__TASK REQUIREMENTS__:
Print the entries below word for word; the pictures stay out of your copy.

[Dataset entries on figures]

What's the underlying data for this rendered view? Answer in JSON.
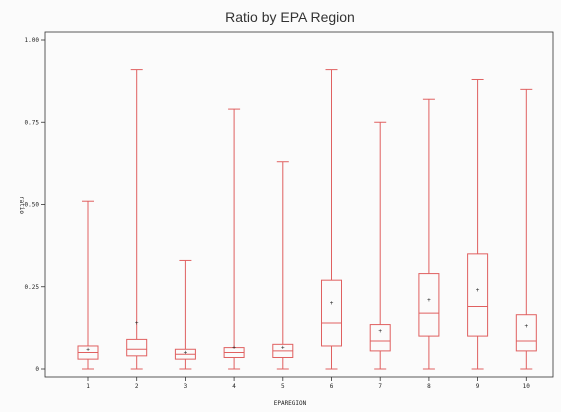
{
  "chart_data": {
    "type": "box",
    "title": "Ratio by EPA Region",
    "xlabel": "EPAREGION",
    "ylabel": "ratio",
    "ylim": [
      0,
      1
    ],
    "yticks": [
      "0",
      "0.25",
      "0.50",
      "0.75",
      "1.00"
    ],
    "categories": [
      "1",
      "2",
      "3",
      "4",
      "5",
      "6",
      "7",
      "8",
      "9",
      "10"
    ],
    "boxes": [
      {
        "min": 0.0,
        "q1": 0.03,
        "median": 0.05,
        "q3": 0.07,
        "max": 0.51,
        "mean": 0.06
      },
      {
        "min": 0.0,
        "q1": 0.04,
        "median": 0.06,
        "q3": 0.09,
        "max": 0.91,
        "mean": 0.14
      },
      {
        "min": 0.0,
        "q1": 0.03,
        "median": 0.045,
        "q3": 0.06,
        "max": 0.33,
        "mean": 0.05
      },
      {
        "min": 0.0,
        "q1": 0.035,
        "median": 0.05,
        "q3": 0.065,
        "max": 0.79,
        "mean": 0.065
      },
      {
        "min": 0.0,
        "q1": 0.035,
        "median": 0.055,
        "q3": 0.075,
        "max": 0.63,
        "mean": 0.065
      },
      {
        "min": 0.0,
        "q1": 0.07,
        "median": 0.14,
        "q3": 0.27,
        "max": 0.91,
        "mean": 0.2
      },
      {
        "min": 0.0,
        "q1": 0.055,
        "median": 0.085,
        "q3": 0.135,
        "max": 0.75,
        "mean": 0.115
      },
      {
        "min": 0.0,
        "q1": 0.1,
        "median": 0.17,
        "q3": 0.29,
        "max": 0.82,
        "mean": 0.21
      },
      {
        "min": 0.0,
        "q1": 0.1,
        "median": 0.19,
        "q3": 0.35,
        "max": 0.88,
        "mean": 0.24
      },
      {
        "min": 0.0,
        "q1": 0.055,
        "median": 0.085,
        "q3": 0.165,
        "max": 0.85,
        "mean": 0.13
      }
    ],
    "box_color": "#e06060",
    "axis_color": "#333333",
    "grid": false
  }
}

__ANSWER TO THE TASK__:
What's the underlying data for this rendered view? Answer in JSON.
{
  "chart_data": {
    "type": "box",
    "title": "Ratio by EPA Region",
    "xlabel": "EPAREGION",
    "ylabel": "ratio",
    "ylim": [
      0,
      1
    ],
    "yticks": [
      "0",
      "0.25",
      "0.50",
      "0.75",
      "1.00"
    ],
    "categories": [
      "1",
      "2",
      "3",
      "4",
      "5",
      "6",
      "7",
      "8",
      "9",
      "10"
    ],
    "boxes": [
      {
        "min": 0.0,
        "q1": 0.03,
        "median": 0.05,
        "q3": 0.07,
        "max": 0.51,
        "mean": 0.06
      },
      {
        "min": 0.0,
        "q1": 0.04,
        "median": 0.06,
        "q3": 0.09,
        "max": 0.91,
        "mean": 0.14
      },
      {
        "min": 0.0,
        "q1": 0.03,
        "median": 0.045,
        "q3": 0.06,
        "max": 0.33,
        "mean": 0.05
      },
      {
        "min": 0.0,
        "q1": 0.035,
        "median": 0.05,
        "q3": 0.065,
        "max": 0.79,
        "mean": 0.065
      },
      {
        "min": 0.0,
        "q1": 0.035,
        "median": 0.055,
        "q3": 0.075,
        "max": 0.63,
        "mean": 0.065
      },
      {
        "min": 0.0,
        "q1": 0.07,
        "median": 0.14,
        "q3": 0.27,
        "max": 0.91,
        "mean": 0.2
      },
      {
        "min": 0.0,
        "q1": 0.055,
        "median": 0.085,
        "q3": 0.135,
        "max": 0.75,
        "mean": 0.115
      },
      {
        "min": 0.0,
        "q1": 0.1,
        "median": 0.17,
        "q3": 0.29,
        "max": 0.82,
        "mean": 0.21
      },
      {
        "min": 0.0,
        "q1": 0.1,
        "median": 0.19,
        "q3": 0.35,
        "max": 0.88,
        "mean": 0.24
      },
      {
        "min": 0.0,
        "q1": 0.055,
        "median": 0.085,
        "q3": 0.165,
        "max": 0.85,
        "mean": 0.13
      }
    ],
    "box_color": "#e06060",
    "axis_color": "#333333",
    "grid": false
  }
}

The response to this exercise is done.